[EXERCISE TEXT]

# unique



## Gavril

Päivää,

In English, the term _unique _is sometimes used to mean "single", "individual" or similar. For ex.,

_You can see that there were 3,071 admittances to the clinic last month. But, we still need to determine the number of unique patients._ 

In translating these particular sentences to Finnish, it doesn't seem necessary to translate the word "unique": you could say, e.g.,

_Tästä voi nähdä, että_ _viime kuukausi oli 3,071_ _pääsyä_ _klinikkaan_. _Mutta on vielä otettava selville, __monistako__ potilaista on kyse._
[Or, perhaps, _On vielä otettava selville, montako potilasta heijastuu tähän lukuun_.]

If you were to use a separate word for "unique" in this and similar cases, would _yksittäinen _work (_monistako yksittäisistä potilaista_), or would you recommend another word/words?

[/EXERCISE TEXT]
[GIVEN INFORMATION]

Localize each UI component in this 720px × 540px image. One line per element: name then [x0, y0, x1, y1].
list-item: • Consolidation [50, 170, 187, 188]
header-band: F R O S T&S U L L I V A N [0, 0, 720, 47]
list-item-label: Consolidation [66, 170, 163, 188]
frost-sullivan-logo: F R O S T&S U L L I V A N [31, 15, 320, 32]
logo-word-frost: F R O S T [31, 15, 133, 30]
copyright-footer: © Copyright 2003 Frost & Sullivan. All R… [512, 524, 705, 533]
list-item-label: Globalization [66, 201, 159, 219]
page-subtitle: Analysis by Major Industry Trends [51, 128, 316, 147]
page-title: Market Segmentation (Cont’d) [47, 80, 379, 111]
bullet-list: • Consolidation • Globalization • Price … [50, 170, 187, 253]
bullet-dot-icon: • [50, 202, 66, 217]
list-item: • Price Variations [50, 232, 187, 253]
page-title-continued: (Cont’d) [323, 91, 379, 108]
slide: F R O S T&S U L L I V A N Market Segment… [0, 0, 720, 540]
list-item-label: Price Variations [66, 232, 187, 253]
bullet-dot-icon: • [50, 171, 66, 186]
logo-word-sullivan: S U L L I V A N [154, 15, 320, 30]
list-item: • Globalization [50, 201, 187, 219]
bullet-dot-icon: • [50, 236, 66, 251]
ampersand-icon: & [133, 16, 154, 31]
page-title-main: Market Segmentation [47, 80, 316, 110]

[/GIVEN INFORMATION]

TASKS FOR THIS EXERCISE
• A. In the forum post about translating "unique" into Finnish, which Finnish word does the poster ask about as a possible separate word for "unique"?
• B. Write the next part of the forum thread about translating "unique" into Finnish, starting after the poster's final question.

TASK-BY-TASK OUTPUTS
• A. Yksittäinen.

• B.
Kiitos -- toivon taas, että vaalien tulokset eivät teitä häiritse hyvin paljon. Meidän (Yhdysvalloissa) on kestettävä vielä viikko.


----------



## Grumpy Old Man

My suggestion: _Tästä voi nähdä, / Tästä nähdään, / Tästä näkyy, että_ _klinikalla käytiin 3071 kertaa viime kuussa. Vielä on kuitenkin laskettava potilaiden tarkka määrä._

_Viime kuukausi_ is fine as the subject of a clause: _Viime kuukausi oli toistaiseksi tämän vuoden sateisin._ I assume you have been misled by the English _last month_, which needs no preposition: _I met him last month._


----------



## MaijaPoppanen

Gavril said:


> If you were to use a separate word for "unique" in this and similar cases, would _yksittäinen _work (_monistako yksittäisistä potilaista_), or would you recommend another word/words?


 Yes, it would work.
GOM's suggestion with _yksittäinen_:
..._Vielä on kuitenkin laskettava yksittäisten potilaiden tarkka määrä._


----------



## hui

Gavril said:


> _But, we still need to determine the number of unique patients._



Mutta meidän täytyy vielä laskea *eri* potilaiden lukumäärä.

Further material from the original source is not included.